### EXTRACTED RECORDS
*****
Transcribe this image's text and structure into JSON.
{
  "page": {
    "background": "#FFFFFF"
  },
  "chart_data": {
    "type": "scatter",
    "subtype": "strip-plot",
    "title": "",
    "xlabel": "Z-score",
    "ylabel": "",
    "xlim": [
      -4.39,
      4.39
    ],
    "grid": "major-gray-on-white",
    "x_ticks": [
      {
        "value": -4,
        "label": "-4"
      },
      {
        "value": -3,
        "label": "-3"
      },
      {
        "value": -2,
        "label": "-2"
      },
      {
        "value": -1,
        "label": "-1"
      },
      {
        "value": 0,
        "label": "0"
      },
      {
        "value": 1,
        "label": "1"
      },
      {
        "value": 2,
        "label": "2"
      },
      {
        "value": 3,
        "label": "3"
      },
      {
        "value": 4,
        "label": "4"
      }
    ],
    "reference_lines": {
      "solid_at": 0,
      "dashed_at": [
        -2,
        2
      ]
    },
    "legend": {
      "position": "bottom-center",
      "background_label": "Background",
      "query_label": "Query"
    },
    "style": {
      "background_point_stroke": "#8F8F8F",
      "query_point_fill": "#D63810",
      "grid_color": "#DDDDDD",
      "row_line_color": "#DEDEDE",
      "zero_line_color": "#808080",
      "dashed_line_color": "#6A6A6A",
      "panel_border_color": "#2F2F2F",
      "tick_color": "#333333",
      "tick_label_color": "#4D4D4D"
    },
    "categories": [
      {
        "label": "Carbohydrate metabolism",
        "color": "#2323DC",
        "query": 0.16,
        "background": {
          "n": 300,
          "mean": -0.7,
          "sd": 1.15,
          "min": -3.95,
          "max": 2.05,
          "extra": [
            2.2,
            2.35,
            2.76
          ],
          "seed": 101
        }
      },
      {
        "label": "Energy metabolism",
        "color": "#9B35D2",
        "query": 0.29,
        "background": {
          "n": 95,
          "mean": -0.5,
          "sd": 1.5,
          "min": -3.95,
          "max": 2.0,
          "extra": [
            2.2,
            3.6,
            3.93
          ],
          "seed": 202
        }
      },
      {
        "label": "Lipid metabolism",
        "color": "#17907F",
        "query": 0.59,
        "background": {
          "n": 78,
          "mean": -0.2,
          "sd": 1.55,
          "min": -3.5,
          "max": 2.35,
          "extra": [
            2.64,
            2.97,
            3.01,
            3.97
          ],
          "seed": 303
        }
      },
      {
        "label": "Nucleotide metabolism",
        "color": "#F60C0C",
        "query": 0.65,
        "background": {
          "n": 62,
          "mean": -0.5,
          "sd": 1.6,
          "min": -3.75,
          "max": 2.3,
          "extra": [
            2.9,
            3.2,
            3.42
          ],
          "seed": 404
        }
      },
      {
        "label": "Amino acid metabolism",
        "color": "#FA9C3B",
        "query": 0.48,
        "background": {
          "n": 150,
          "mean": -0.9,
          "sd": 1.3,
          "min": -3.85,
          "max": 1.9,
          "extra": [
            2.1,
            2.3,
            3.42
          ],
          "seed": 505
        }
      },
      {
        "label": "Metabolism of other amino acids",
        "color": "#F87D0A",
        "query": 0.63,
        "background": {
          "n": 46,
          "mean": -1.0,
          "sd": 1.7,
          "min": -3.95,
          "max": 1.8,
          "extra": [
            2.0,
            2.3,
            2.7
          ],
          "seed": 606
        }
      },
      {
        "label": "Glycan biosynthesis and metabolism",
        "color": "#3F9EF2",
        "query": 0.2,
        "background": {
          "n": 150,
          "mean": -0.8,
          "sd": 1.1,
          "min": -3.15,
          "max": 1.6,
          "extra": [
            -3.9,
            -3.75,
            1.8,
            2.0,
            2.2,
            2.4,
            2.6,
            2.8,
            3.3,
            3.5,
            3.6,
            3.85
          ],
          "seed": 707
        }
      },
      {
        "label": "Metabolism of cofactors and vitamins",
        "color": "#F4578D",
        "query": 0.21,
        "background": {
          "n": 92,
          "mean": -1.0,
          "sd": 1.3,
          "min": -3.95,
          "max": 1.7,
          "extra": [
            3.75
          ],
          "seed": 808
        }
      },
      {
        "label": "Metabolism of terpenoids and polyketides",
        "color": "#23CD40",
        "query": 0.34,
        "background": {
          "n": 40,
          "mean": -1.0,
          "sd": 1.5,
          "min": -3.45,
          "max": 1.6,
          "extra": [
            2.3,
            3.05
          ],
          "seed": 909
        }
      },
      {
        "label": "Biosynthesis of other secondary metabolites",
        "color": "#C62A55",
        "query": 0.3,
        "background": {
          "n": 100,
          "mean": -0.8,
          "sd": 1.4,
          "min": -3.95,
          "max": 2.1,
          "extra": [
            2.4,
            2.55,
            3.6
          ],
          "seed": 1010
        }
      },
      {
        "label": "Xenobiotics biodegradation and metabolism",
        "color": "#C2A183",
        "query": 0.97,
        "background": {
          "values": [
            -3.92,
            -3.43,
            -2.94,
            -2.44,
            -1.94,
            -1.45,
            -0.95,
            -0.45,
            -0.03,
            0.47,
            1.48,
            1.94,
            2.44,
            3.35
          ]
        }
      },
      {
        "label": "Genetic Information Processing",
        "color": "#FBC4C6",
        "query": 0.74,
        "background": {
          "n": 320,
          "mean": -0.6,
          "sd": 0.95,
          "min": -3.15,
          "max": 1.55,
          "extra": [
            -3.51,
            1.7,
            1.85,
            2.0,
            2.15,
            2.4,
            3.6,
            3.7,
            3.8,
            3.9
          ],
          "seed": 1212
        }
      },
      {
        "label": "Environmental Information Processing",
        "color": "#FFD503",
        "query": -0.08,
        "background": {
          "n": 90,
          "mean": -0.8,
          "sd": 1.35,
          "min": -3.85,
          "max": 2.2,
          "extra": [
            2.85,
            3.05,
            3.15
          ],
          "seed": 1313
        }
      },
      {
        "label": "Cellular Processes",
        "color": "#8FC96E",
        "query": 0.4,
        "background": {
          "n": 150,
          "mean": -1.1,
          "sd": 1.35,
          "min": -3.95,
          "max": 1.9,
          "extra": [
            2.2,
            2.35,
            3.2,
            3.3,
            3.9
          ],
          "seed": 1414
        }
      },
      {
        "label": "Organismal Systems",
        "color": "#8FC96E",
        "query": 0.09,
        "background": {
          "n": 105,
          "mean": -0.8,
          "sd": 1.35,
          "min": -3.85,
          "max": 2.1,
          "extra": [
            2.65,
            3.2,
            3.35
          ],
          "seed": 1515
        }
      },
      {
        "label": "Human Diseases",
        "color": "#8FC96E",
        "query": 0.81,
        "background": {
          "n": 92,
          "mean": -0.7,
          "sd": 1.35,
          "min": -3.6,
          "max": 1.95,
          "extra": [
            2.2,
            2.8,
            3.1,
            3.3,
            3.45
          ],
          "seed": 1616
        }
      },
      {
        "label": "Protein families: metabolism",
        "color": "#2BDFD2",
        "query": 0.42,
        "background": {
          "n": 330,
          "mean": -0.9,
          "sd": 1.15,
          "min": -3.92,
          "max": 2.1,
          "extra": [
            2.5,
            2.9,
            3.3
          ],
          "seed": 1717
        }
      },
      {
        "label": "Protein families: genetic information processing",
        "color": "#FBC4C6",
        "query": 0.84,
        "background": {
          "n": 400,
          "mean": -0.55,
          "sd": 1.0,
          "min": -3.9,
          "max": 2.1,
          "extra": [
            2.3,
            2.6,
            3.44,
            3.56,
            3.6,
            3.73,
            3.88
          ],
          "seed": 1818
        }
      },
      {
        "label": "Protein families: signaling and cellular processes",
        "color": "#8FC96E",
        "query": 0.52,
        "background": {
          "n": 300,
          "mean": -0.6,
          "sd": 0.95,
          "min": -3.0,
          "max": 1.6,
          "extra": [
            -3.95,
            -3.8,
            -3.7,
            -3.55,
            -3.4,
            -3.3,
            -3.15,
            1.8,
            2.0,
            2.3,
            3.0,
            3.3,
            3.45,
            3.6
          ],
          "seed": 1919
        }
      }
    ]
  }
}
*****
### TASK PROMPT
Pull out each line of the entries that contains "families".

### ANSWER BELOW
        "label": "Protein families: metabolism",
        "label": "Protein families: genetic information processing",
        "label": "Protein families: signaling and cellular processes",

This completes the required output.